- Instructions to follow: Report each line of the data that has "icon" somewhere in it.

-- begin Records for the task --

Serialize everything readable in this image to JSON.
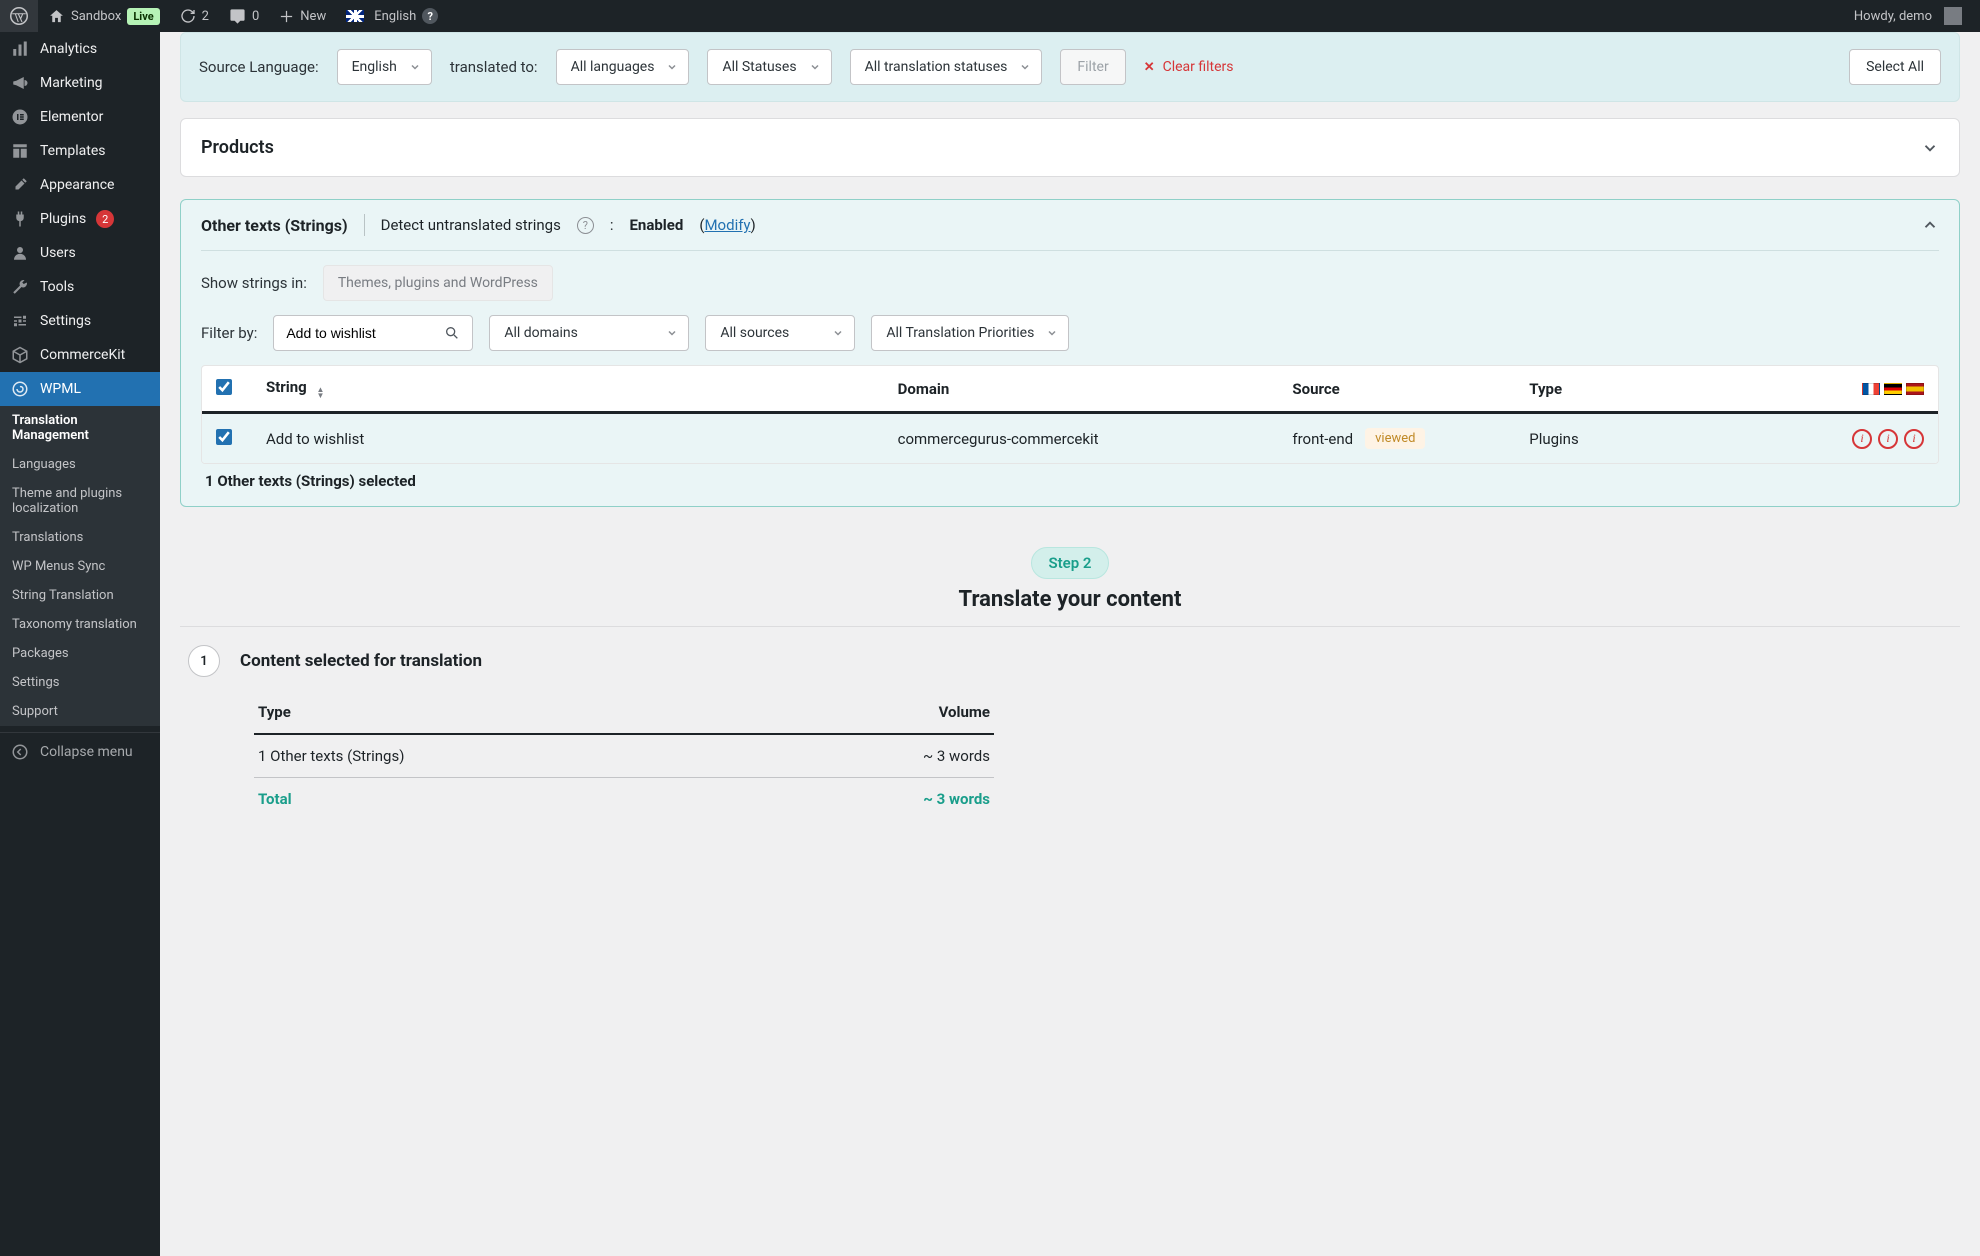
{
  "adminbar": {
    "site_name": "Sandbox",
    "live": "Live",
    "refresh_count": "2",
    "comments_count": "0",
    "new_label": "New",
    "language": "English",
    "howdy": "Howdy, demo"
  },
  "sidebar": {
    "items": [
      {
        "icon": "analytics",
        "label": "Analytics"
      },
      {
        "icon": "megaphone",
        "label": "Marketing"
      },
      {
        "icon": "elementor",
        "label": "Elementor"
      },
      {
        "icon": "templates",
        "label": "Templates"
      },
      {
        "icon": "appearance",
        "label": "Appearance"
      },
      {
        "icon": "plugins",
        "label": "Plugins",
        "badge": "2"
      },
      {
        "icon": "users",
        "label": "Users"
      },
      {
        "icon": "tools",
        "label": "Tools"
      },
      {
        "icon": "settings",
        "label": "Settings"
      },
      {
        "icon": "commercekit",
        "label": "CommerceKit"
      },
      {
        "icon": "wpml",
        "label": "WPML",
        "current": true
      }
    ],
    "submenu": [
      {
        "label": "Translation Management",
        "current": true
      },
      {
        "label": "Languages"
      },
      {
        "label": "Theme and plugins localization"
      },
      {
        "label": "Translations"
      },
      {
        "label": "WP Menus Sync"
      },
      {
        "label": "String Translation"
      },
      {
        "label": "Taxonomy translation"
      },
      {
        "label": "Packages"
      },
      {
        "label": "Settings"
      },
      {
        "label": "Support"
      }
    ],
    "collapse": "Collapse menu"
  },
  "filterbar": {
    "source_label": "Source Language:",
    "source_value": "English",
    "translated_to": "translated to:",
    "lang_value": "All languages",
    "status_value": "All Statuses",
    "trans_status_value": "All translation statuses",
    "filter_btn": "Filter",
    "clear": "Clear filters",
    "select_all": "Select All"
  },
  "products_panel": {
    "title": "Products"
  },
  "strings_panel": {
    "title": "Other texts (Strings)",
    "detect": "Detect untranslated strings",
    "enabled": "Enabled",
    "modify": "Modify",
    "show_strings_label": "Show strings in:",
    "themes_placeholder": "Themes, plugins and WordPress",
    "filter_by_label": "Filter by:",
    "search_value": "Add to wishlist",
    "domains_value": "All domains",
    "sources_value": "All sources",
    "priorities_value": "All Translation Priorities",
    "columns": {
      "string": "String",
      "domain": "Domain",
      "source": "Source",
      "type": "Type"
    },
    "rows": [
      {
        "string": "Add to wishlist",
        "domain": "commercegurus-commercekit",
        "source": "front-end",
        "tag": "viewed",
        "type": "Plugins",
        "checked": true
      }
    ],
    "selection_note": "1 Other texts (Strings) selected"
  },
  "step2": {
    "badge": "Step 2",
    "title": "Translate your content",
    "number": "1",
    "panel_title": "Content selected for translation",
    "col_type": "Type",
    "col_volume": "Volume",
    "row_type": "1 Other texts (Strings)",
    "row_volume": "~ 3 words",
    "total_label": "Total",
    "total_volume": "~ 3 words"
  }
}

-- end Records for the task --

- Completed task:
        "icon": "analytics",
        "icon": "megaphone",
        "icon": "elementor",
        "icon": "templates",
        "icon": "appearance",
        "icon": "plugins",
        "icon": "users",
        "icon": "tools",
        "icon": "settings",
        "icon": "commercekit",
        "icon": "wpml",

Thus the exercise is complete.